(Dataset entries)
>> Begin

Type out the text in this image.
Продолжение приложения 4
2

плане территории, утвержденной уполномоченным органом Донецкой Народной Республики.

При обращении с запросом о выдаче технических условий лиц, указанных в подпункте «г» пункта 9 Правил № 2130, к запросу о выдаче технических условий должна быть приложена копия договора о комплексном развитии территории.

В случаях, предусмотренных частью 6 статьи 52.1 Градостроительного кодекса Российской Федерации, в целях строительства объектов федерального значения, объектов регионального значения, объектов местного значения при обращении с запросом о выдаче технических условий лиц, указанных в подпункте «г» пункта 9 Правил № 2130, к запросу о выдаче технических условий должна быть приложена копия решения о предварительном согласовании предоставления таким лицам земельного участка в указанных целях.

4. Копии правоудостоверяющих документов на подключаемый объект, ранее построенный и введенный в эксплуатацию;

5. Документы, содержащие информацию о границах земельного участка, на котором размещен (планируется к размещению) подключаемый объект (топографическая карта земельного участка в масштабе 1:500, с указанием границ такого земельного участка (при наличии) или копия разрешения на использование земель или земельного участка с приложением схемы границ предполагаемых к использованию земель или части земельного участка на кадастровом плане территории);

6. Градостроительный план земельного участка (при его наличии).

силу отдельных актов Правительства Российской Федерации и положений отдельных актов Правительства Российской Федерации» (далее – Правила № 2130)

>> End
>> Begin

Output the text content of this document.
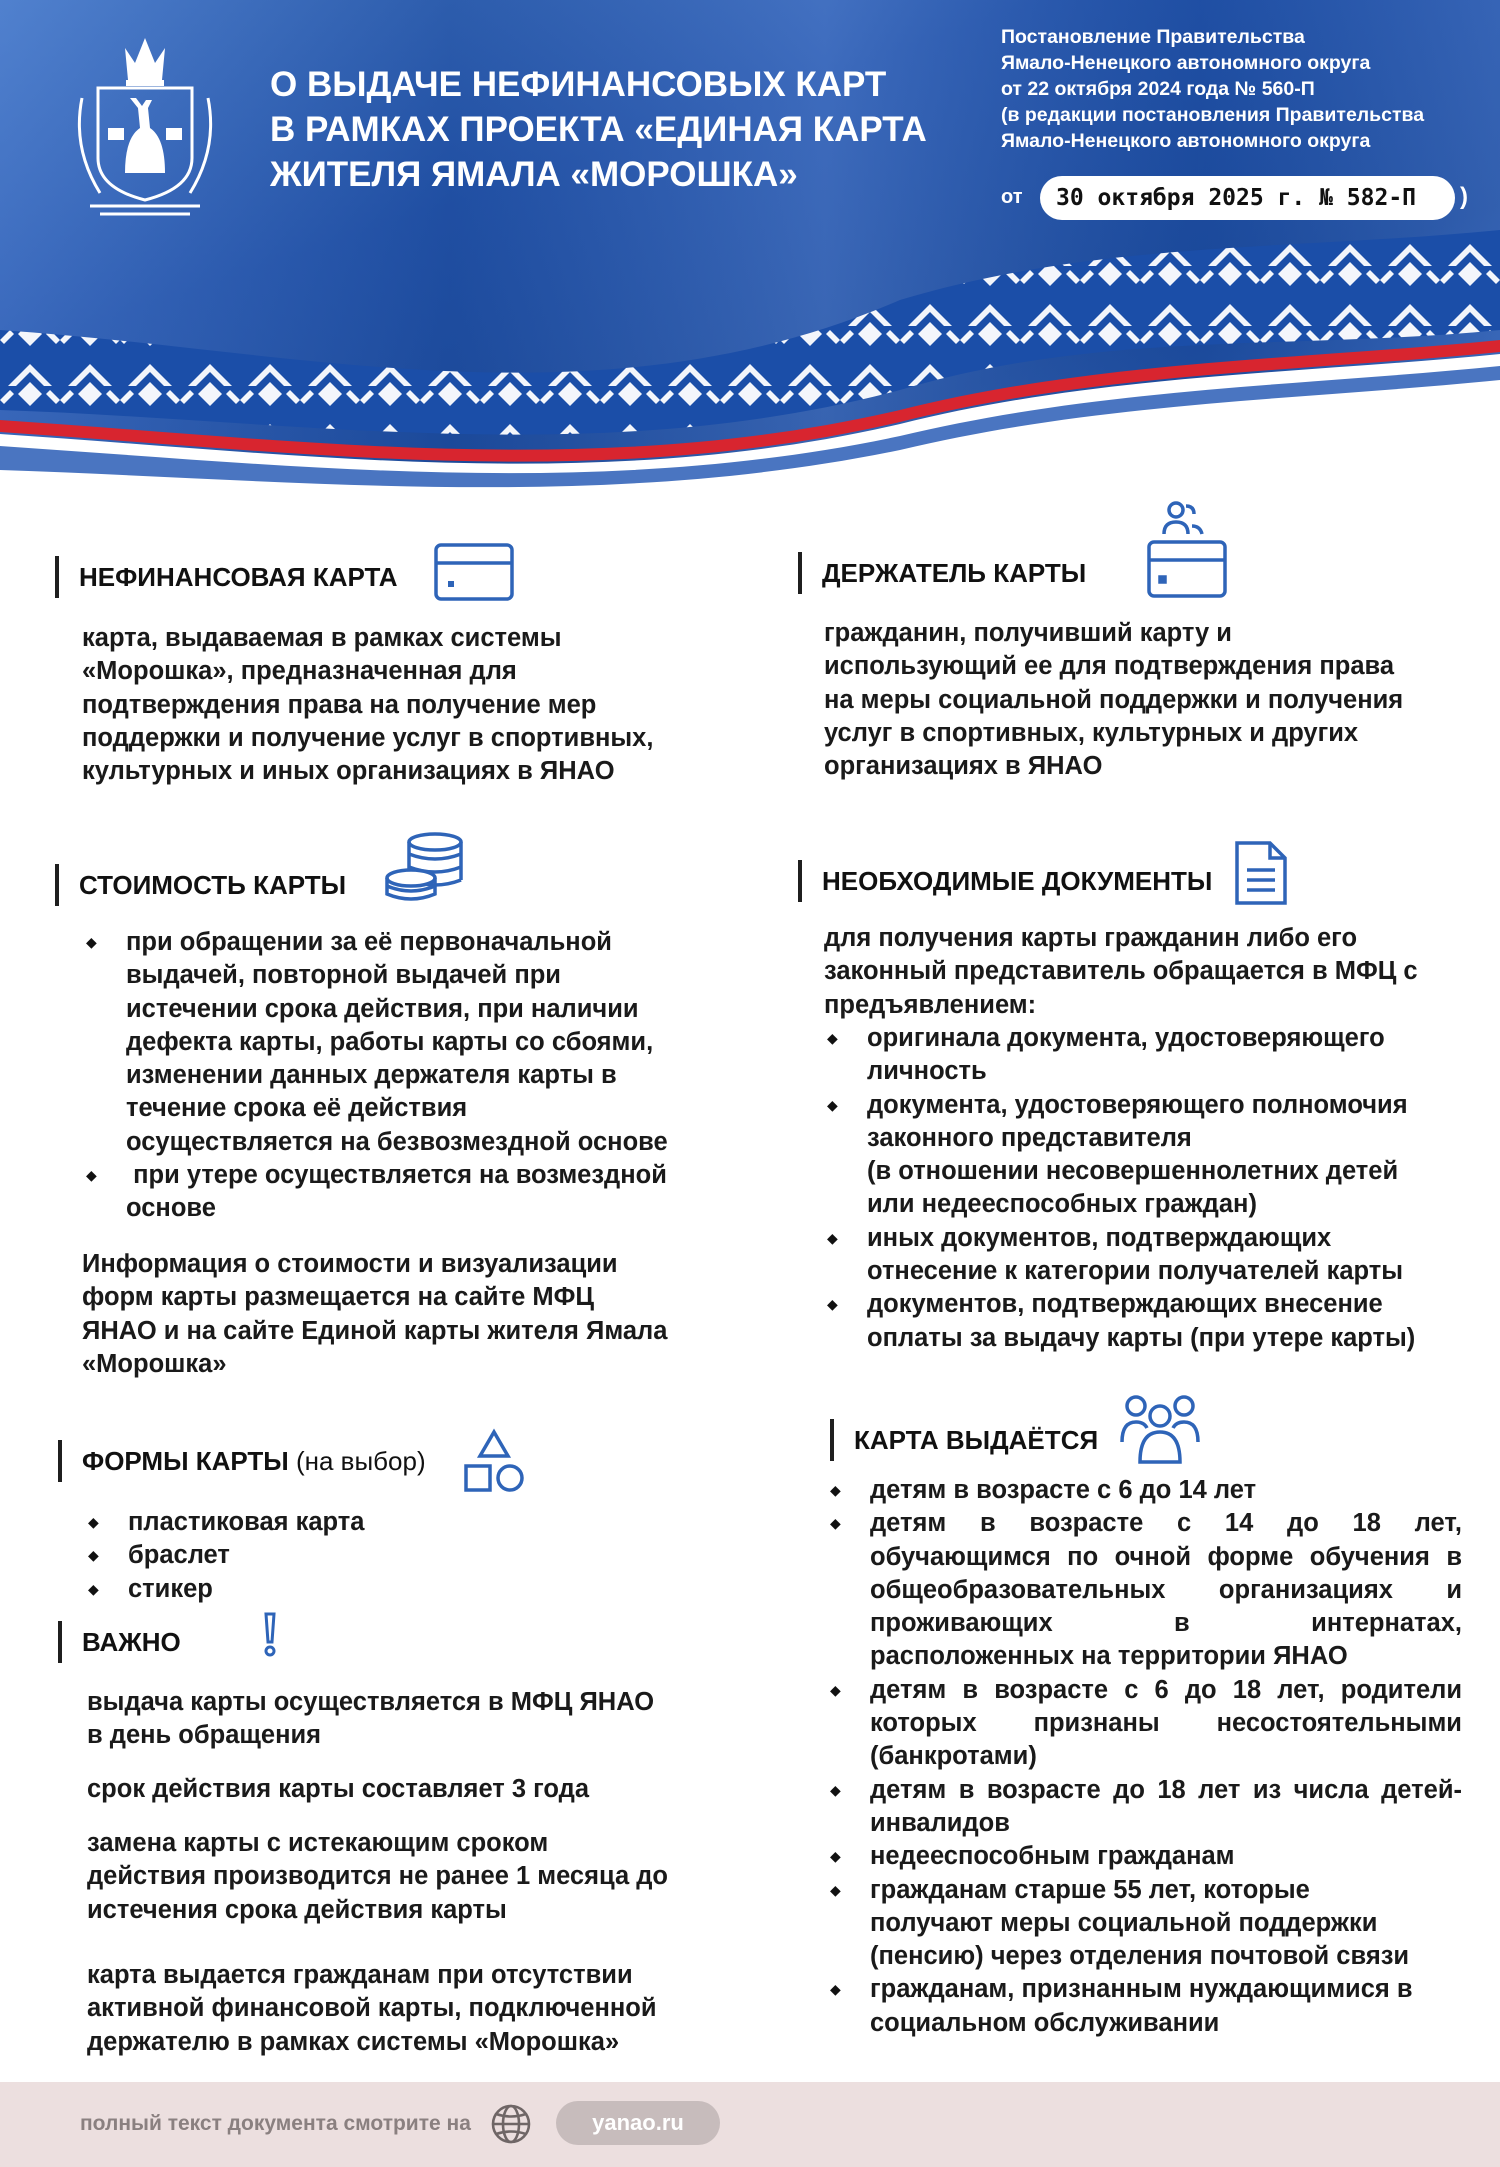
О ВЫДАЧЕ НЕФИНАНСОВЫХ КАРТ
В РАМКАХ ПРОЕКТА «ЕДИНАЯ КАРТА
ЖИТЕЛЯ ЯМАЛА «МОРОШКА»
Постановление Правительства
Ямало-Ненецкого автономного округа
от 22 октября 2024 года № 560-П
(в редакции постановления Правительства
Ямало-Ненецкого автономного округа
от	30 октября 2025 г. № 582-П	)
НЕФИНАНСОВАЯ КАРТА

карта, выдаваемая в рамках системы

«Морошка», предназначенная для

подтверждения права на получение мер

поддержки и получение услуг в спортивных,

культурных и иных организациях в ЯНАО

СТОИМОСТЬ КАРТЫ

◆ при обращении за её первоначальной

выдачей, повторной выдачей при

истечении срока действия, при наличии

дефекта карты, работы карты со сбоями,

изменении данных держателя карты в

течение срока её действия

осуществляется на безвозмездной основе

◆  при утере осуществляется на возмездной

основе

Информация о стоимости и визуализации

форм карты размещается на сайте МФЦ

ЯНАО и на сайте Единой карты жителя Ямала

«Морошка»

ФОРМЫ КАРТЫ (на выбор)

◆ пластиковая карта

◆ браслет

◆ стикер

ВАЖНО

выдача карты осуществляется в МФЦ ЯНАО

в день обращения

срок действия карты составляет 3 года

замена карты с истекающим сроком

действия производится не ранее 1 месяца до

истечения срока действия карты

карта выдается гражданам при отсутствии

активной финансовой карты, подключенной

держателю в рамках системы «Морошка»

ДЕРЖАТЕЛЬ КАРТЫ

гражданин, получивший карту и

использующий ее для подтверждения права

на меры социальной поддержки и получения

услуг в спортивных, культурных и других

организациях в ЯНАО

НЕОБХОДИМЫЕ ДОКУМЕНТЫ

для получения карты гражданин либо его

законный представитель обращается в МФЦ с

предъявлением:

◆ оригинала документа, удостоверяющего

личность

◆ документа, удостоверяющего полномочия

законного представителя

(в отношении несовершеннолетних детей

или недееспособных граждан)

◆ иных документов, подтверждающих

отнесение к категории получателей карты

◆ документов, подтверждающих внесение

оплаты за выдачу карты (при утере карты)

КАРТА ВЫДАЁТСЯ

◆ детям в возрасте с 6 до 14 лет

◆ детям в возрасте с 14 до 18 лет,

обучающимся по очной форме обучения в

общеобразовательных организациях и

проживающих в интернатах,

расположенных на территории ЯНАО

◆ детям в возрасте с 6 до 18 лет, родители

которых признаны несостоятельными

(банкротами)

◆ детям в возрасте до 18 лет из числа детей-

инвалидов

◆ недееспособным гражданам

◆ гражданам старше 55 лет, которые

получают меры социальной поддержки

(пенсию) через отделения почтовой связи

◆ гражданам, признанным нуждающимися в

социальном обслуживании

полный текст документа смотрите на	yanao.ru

>> End

#### Work required
How many lines in the records above contain the word "поддержки"? Reply with the number alone.

#### Response
3